GOAL: Copy out the lines of the records word for word, beginning with the line that contains "skill-trait-tag: 辅助 xyxy=(568,119,600,137)" and continuing through the line that contains "dialog-title: 蓄势待发 xyxy=(37,43,109,63)", with both of those lines included.

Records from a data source
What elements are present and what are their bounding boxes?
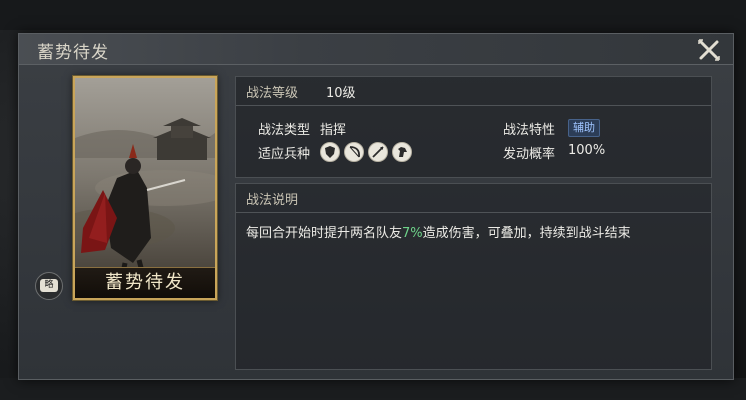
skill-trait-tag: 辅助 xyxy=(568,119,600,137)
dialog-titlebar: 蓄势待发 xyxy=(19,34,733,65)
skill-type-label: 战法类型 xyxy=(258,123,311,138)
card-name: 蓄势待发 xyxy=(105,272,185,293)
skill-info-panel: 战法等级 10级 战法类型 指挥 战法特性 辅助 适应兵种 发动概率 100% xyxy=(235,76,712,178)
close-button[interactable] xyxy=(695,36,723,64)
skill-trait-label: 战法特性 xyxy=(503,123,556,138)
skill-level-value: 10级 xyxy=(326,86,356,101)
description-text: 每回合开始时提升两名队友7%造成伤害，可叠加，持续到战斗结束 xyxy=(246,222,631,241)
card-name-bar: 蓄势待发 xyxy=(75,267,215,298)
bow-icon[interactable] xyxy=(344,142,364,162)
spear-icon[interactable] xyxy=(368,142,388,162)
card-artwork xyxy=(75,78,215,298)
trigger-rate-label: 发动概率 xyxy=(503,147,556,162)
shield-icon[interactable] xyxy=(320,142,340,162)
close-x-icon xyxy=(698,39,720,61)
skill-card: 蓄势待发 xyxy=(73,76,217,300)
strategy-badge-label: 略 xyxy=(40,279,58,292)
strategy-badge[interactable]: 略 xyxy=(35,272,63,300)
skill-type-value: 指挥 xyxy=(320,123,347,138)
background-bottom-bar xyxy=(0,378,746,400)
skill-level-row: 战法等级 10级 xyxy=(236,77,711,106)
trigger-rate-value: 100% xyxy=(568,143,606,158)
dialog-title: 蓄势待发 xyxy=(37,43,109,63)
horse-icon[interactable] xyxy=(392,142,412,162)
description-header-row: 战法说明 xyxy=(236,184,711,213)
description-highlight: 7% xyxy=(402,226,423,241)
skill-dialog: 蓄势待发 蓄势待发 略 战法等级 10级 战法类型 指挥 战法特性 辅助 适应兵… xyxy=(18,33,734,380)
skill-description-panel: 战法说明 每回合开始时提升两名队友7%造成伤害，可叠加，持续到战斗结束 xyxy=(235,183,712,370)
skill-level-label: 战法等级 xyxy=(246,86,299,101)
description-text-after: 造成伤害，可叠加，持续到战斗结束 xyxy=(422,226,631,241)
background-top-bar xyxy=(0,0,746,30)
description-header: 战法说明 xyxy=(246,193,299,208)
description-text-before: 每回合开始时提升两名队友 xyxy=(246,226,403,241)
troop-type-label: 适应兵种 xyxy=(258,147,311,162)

ANSWER TO THIS TASK:
skill-trait-tag: 辅助 xyxy=(568,119,600,137)
dialog-titlebar: 蓄势待发 xyxy=(19,34,733,65)
skill-type-label: 战法类型 xyxy=(258,123,311,138)
card-name: 蓄势待发 xyxy=(105,272,185,293)
skill-info-panel: 战法等级 10级 战法类型 指挥 战法特性 辅助 适应兵种 发动概率 100% xyxy=(235,76,712,178)
close-button[interactable] xyxy=(695,36,723,64)
skill-trait-label: 战法特性 xyxy=(503,123,556,138)
skill-level-value: 10级 xyxy=(326,86,356,101)
description-text: 每回合开始时提升两名队友7%造成伤害，可叠加，持续到战斗结束 xyxy=(246,222,631,241)
card-name-bar: 蓄势待发 xyxy=(75,267,215,298)
bow-icon[interactable] xyxy=(344,142,364,162)
spear-icon[interactable] xyxy=(368,142,388,162)
card-artwork xyxy=(75,78,215,298)
trigger-rate-label: 发动概率 xyxy=(503,147,556,162)
shield-icon[interactable] xyxy=(320,142,340,162)
close-x-icon xyxy=(698,39,720,61)
skill-card: 蓄势待发 xyxy=(73,76,217,300)
strategy-badge-label: 略 xyxy=(40,279,58,292)
strategy-badge[interactable]: 略 xyxy=(35,272,63,300)
skill-type-value: 指挥 xyxy=(320,123,347,138)
background-bottom-bar xyxy=(0,378,746,400)
skill-level-row: 战法等级 10级 xyxy=(236,77,711,106)
trigger-rate-value: 100% xyxy=(568,143,606,158)
dialog-title: 蓄势待发 xyxy=(37,43,109,63)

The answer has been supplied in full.